任务说明 -
根据下面这篇讲 hive 行列转换的文段,简要回答:
(a) 一行转多行的例子中,usertags 里各项之间用什么符号分隔?
(b) 创建 student 表的语句里,score 列定义成了什么类型?
(c) 第一条多行转一行的查询语句输出中,huahua 这一行的结果是什么?

所给文段 -
########################################

一行转多行 及多行转一行的 hive语句

时间:2022-07-03 10:28:05
 
注意 :|,; 是特殊符号,要用 "\\|", "\\;"来表示。
 
一行转多行
usertags 里面有很多项,每项之间以逗号分隔
 
create table tag_count2 as
select tag,count(gid) from (
select gid,tag from (select b.gid ,b.usertags from zhangb.gid_tags b group by b.gid,b.usertags) a
lateral view explode(split(a.usertags, ',')) t as tag
) p where substr(p.gid,1,7)='ANDROID' group by p.tag;
 
# 其中的 t 是把a表中的usertags 由一行变成多行后形成的新表的别称,是表的名称
 
导出数据:
insert overwrite local directory '/home/zhangb/tag_count'row format delimited fields terminated by '\t'
select distinct * from zhangb.tag_count
 
原格式:
gid1    abc,abd,abf
gid2    abc,snm
...
处理后输出格式:
gid1   abc
gid1   abd
gid1   abf
gid2   abc
gid2  snm
...
 
 
***多行转一行
1、演示多列转为单行
数据文件及内容: student.txt
xiaoming|english|92.0
xiaoming|chinese|98.0
xiaoming|math|89.5
huahua|chinese|80.0
huahua|math|89.5

创建表studnet:
create table student(name string,subject string,score decimal(4,1))
row format delimited
fields terminated by '|';

导入数据:
load data local inpath '/home/hadoop/hivetestdata/student.txt' into table student;


列转为行演示:
hive (hive)> select name,concat_ws(',',collect_set(subject)) from student group by name;
huahua chinese,math
xiaoming english,chinese,math


hive (hive)> select name,concat_ws(',',collect_set(concat(subject,'=',score))) from student group by name;
huahua chinese=80,math=89.5
xiaoming english=92,chinese=98,math=89.5

########################################

所给资料 -
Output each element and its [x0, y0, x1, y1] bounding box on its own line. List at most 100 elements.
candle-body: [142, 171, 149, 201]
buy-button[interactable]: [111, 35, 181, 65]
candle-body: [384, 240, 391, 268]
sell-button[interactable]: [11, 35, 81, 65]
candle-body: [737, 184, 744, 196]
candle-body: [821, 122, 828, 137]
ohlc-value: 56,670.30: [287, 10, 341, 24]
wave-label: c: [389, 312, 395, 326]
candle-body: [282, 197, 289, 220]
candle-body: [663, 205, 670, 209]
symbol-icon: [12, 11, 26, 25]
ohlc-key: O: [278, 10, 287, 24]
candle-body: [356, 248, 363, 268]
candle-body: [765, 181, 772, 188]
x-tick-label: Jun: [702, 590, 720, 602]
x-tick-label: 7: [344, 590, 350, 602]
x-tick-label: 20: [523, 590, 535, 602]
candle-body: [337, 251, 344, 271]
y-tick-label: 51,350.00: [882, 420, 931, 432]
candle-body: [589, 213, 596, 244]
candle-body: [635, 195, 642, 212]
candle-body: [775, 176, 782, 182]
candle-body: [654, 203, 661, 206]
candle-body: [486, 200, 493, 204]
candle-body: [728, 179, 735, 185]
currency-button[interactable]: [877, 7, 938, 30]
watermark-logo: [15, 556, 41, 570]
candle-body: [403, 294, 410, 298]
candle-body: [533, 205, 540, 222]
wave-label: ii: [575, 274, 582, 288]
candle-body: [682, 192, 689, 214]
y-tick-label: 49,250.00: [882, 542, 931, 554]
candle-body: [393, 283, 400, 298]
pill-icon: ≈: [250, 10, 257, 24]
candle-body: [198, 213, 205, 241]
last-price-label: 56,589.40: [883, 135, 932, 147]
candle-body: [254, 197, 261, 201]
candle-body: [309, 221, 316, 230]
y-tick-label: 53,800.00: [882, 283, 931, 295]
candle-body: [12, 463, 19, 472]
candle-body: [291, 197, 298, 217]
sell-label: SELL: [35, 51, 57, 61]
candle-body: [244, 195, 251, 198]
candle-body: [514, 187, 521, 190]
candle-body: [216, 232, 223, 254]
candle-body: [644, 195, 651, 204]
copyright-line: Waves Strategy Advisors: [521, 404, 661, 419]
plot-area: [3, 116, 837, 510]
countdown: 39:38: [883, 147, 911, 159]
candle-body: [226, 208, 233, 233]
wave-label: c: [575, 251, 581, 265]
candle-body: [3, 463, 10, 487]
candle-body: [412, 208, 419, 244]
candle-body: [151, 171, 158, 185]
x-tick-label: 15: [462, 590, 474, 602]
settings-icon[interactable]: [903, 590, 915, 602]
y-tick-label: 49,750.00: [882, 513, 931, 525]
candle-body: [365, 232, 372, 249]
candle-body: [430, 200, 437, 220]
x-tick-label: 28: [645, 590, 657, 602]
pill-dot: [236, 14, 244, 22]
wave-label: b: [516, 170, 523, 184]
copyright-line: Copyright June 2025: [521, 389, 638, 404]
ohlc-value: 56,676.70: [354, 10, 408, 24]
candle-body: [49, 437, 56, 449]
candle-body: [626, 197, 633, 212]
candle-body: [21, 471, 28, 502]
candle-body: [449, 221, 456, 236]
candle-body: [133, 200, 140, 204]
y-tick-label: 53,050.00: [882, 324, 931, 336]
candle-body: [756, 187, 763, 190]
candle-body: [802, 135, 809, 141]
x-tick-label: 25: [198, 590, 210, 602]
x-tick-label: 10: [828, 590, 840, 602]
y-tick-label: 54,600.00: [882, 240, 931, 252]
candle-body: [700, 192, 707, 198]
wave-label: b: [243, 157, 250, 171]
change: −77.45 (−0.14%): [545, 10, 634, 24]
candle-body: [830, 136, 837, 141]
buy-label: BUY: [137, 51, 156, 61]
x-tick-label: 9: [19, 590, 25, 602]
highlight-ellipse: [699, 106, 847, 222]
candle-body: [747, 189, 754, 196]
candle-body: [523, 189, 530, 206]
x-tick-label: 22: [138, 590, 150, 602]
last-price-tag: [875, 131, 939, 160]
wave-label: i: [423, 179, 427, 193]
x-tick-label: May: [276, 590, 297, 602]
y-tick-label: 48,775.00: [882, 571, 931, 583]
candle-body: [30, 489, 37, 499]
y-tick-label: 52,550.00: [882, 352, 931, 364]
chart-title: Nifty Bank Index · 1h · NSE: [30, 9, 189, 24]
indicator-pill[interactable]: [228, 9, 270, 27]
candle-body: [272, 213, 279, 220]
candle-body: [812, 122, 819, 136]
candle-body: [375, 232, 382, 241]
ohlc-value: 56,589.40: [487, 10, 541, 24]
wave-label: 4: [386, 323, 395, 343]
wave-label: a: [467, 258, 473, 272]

########################################

书面回答 -
(a) 逗号。
(b) decimal(4,1)。
(c) huahua chinese,math